**The exercise**
Go through the entries below and copy each line containing the word "year".

**Data in this exercise**
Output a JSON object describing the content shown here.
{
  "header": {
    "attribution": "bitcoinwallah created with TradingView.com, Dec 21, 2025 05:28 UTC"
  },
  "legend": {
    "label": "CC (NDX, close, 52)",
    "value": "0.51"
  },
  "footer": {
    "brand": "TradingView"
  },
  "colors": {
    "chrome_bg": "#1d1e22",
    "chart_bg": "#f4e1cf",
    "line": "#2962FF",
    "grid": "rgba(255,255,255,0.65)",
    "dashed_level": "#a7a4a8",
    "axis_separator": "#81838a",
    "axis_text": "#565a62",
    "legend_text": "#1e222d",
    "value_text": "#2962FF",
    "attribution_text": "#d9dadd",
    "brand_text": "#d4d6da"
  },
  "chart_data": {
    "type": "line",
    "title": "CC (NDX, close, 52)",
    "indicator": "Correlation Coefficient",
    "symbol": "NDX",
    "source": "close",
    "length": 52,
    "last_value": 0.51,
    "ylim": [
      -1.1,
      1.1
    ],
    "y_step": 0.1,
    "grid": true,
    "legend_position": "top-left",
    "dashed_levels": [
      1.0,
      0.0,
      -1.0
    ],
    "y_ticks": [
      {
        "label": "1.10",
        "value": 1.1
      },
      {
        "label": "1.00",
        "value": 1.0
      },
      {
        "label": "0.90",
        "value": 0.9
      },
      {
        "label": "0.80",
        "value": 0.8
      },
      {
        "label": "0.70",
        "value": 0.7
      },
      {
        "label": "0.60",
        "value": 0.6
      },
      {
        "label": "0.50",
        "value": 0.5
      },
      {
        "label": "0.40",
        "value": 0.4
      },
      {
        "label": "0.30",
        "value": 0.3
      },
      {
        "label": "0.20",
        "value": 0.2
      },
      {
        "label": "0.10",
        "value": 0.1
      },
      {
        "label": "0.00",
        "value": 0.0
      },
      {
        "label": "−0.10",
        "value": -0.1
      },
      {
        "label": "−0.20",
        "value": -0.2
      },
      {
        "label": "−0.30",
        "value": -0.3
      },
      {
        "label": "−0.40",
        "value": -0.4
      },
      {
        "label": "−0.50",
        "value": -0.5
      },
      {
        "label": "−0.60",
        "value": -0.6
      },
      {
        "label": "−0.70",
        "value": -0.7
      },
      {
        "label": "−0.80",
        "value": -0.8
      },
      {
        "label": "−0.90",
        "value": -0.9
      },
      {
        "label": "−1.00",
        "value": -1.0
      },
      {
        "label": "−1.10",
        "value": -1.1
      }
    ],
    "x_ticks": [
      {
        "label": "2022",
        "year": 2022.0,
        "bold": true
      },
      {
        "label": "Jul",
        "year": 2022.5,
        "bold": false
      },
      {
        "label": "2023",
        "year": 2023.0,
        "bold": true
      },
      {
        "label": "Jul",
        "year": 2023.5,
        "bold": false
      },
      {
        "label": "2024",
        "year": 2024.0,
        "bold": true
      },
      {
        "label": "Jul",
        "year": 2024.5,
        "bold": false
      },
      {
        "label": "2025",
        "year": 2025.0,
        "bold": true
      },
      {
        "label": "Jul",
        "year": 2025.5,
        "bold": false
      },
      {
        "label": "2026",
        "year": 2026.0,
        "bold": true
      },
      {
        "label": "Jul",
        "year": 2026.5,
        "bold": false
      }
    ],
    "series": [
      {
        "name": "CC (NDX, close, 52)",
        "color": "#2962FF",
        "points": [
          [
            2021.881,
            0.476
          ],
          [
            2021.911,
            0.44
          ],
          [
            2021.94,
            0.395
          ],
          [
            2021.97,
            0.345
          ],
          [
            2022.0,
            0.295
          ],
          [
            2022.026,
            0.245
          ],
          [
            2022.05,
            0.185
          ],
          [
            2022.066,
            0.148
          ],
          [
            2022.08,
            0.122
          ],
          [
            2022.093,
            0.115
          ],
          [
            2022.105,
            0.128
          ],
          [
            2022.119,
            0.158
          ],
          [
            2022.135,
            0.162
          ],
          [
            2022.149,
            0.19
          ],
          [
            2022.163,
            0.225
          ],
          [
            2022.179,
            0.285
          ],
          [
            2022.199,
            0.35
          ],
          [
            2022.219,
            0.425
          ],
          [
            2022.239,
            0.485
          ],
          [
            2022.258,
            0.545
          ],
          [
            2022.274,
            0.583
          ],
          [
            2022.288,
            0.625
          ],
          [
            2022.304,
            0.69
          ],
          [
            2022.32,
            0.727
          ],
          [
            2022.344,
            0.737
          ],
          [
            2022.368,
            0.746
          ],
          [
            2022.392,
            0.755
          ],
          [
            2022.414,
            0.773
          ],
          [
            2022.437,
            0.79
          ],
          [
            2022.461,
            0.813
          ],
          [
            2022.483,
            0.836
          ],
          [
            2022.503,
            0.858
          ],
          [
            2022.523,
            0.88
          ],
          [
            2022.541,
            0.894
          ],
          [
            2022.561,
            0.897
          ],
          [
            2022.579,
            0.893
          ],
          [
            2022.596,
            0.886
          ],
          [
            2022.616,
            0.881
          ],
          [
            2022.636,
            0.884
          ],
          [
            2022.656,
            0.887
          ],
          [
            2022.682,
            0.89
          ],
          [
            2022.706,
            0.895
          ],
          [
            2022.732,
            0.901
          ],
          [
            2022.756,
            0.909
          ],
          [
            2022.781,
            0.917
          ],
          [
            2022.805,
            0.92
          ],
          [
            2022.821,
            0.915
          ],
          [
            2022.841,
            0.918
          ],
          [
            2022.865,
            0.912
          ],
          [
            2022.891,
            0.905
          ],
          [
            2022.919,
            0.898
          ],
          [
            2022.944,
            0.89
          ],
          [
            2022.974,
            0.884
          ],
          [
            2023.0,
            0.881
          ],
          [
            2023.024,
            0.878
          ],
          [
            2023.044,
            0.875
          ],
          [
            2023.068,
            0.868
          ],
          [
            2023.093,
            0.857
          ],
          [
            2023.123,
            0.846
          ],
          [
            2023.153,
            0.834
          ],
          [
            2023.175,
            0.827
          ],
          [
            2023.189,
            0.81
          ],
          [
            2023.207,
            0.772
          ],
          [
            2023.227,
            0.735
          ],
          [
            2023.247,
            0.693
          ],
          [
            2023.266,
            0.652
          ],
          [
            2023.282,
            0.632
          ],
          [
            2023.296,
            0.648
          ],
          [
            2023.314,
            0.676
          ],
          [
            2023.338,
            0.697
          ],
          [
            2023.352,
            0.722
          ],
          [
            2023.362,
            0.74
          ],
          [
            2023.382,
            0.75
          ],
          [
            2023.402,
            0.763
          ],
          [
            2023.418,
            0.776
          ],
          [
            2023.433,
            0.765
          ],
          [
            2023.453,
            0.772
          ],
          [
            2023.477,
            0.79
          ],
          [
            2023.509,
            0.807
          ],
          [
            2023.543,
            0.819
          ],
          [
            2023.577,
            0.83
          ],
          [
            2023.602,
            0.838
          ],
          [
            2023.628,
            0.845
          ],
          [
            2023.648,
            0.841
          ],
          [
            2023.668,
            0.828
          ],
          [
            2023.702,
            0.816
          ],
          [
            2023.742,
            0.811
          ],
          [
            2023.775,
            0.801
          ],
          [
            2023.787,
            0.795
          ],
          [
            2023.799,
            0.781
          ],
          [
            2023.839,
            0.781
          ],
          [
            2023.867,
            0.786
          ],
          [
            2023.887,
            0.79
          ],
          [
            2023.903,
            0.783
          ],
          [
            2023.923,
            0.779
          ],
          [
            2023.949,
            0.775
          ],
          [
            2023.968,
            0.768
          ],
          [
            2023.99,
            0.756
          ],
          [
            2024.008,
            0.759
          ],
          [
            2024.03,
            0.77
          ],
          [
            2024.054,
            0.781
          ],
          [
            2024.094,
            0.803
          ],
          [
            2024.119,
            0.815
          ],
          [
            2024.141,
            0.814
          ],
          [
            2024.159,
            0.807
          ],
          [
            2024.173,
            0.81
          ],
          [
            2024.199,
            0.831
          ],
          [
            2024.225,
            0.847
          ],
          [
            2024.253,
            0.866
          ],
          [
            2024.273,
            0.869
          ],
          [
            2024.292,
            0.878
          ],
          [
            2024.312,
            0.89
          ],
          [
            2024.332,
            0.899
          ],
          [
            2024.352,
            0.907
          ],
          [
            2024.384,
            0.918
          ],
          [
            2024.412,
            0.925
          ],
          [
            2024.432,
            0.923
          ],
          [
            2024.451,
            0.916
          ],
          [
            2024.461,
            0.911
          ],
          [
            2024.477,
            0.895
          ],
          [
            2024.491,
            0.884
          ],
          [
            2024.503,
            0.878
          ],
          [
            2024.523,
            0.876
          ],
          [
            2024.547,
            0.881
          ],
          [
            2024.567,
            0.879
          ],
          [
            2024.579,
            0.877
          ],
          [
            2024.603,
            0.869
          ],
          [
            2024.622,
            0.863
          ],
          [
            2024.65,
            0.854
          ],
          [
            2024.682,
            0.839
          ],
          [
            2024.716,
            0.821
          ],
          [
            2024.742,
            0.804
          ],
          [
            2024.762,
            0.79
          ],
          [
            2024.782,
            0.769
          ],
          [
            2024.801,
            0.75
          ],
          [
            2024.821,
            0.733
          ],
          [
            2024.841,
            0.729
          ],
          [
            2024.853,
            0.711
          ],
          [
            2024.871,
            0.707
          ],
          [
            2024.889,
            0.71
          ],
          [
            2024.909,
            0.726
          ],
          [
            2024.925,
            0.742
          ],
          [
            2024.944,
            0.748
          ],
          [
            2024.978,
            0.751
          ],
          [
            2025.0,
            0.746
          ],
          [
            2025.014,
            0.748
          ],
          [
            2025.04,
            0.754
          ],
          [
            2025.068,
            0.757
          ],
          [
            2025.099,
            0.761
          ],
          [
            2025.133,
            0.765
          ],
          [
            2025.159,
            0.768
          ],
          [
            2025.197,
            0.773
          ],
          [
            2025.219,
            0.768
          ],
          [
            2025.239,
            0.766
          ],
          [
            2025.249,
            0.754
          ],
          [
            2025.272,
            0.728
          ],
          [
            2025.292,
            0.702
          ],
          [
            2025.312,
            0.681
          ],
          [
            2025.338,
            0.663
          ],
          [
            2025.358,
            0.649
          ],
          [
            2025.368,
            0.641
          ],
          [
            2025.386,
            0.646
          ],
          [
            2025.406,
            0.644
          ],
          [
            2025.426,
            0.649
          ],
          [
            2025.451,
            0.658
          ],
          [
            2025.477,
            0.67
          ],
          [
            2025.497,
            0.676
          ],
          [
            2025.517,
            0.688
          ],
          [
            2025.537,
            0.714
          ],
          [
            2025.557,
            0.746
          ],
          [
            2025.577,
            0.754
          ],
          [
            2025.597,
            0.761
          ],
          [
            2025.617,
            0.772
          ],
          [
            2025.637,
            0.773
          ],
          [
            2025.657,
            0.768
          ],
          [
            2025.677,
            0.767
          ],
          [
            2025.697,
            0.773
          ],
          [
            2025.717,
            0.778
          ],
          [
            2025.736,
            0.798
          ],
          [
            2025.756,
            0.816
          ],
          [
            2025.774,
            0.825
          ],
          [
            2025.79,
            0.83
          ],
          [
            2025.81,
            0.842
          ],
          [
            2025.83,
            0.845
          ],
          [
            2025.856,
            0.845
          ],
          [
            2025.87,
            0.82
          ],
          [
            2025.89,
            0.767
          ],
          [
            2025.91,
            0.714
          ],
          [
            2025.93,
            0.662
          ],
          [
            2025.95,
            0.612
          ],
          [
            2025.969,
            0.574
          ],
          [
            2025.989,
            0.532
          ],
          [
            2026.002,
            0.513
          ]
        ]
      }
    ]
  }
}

**Task solution**
        "year": 2022.0,
        "year": 2022.5,
        "year": 2023.0,
        "year": 2023.5,
        "year": 2024.0,
        "year": 2024.5,
        "year": 2025.0,
        "year": 2025.5,
        "year": 2026.0,
        "year": 2026.5,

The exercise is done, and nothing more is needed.